* _Information given_
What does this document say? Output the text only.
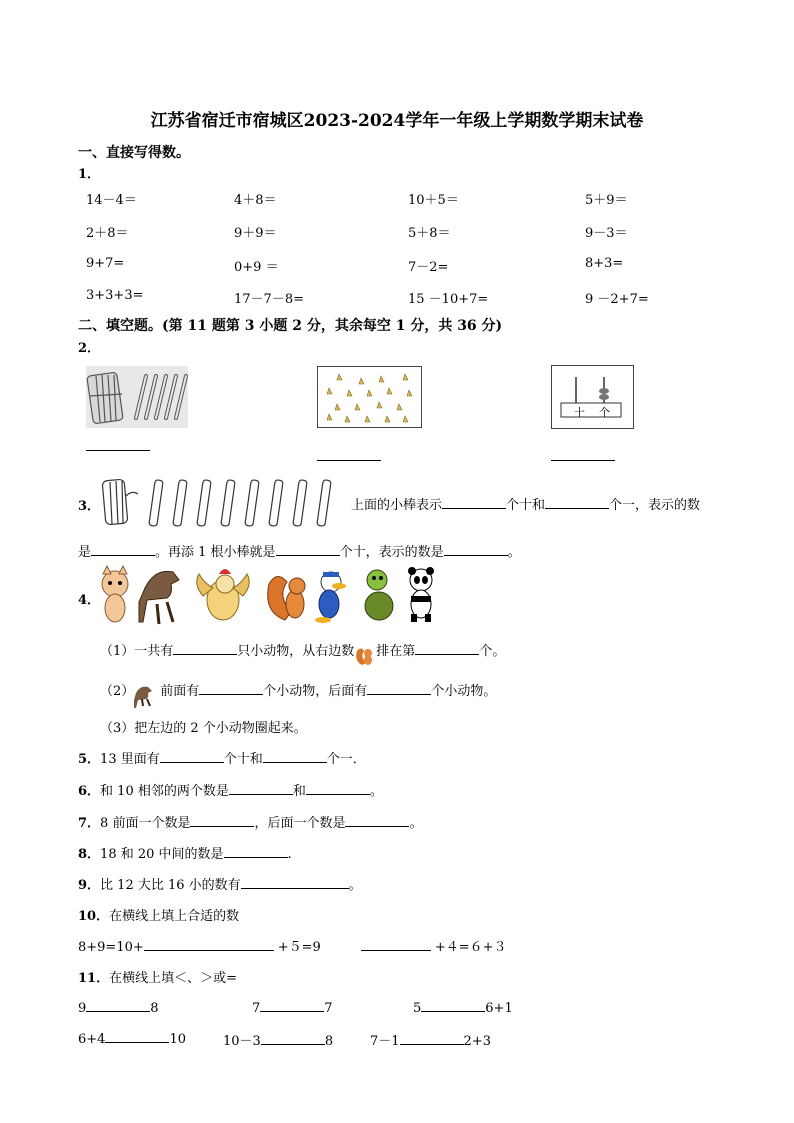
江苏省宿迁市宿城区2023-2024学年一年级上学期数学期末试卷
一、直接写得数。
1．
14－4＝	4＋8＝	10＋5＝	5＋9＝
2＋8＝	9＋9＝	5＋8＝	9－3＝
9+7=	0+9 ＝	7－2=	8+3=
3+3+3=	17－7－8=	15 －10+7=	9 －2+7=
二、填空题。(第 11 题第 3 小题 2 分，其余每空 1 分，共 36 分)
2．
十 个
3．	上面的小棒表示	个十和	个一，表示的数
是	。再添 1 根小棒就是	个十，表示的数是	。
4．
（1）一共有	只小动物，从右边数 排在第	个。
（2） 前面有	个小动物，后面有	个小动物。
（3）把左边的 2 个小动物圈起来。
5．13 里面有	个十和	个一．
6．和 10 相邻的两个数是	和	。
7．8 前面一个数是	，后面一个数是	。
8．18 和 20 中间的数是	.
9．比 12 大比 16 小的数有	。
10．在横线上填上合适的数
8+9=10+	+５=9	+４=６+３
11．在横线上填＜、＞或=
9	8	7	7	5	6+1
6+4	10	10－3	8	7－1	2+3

* _What to work on_
Repeat all of the records verbatim, leaving out the pictures.

* _Full solution_
What does this document say? Output the text only.
江苏省宿迁市宿城区2023-2024学年一年级上学期数学期末试卷
一、直接写得数。
1．
14－4＝	4＋8＝	10＋5＝	5＋9＝
2＋8＝	9＋9＝	5＋8＝	9－3＝
9+7=	0+9 ＝	7－2=	8+3=
3+3+3=	17－7－8=	15 －10+7=	9 －2+7=
二、填空题。(第 11 题第 3 小题 2 分，其余每空 1 分，共 36 分)
2．
十 个
3．	上面的小棒表示	个十和	个一，表示的数
是	。再添 1 根小棒就是	个十，表示的数是	。
4．
（1）一共有	只小动物，从右边数 排在第	个。
（2） 前面有	个小动物，后面有	个小动物。
（3）把左边的 2 个小动物圈起来。
5．13 里面有	个十和	个一．
6．和 10 相邻的两个数是	和	。
7．8 前面一个数是	，后面一个数是	。
8．18 和 20 中间的数是	.
9．比 12 大比 16 小的数有	。
10．在横线上填上合适的数
8+9=10+	+５=9	+４=６+３
11．在横线上填＜、＞或=
9	8	7	7	5	6+1
6+4	10	10－3	8	7－1	2+3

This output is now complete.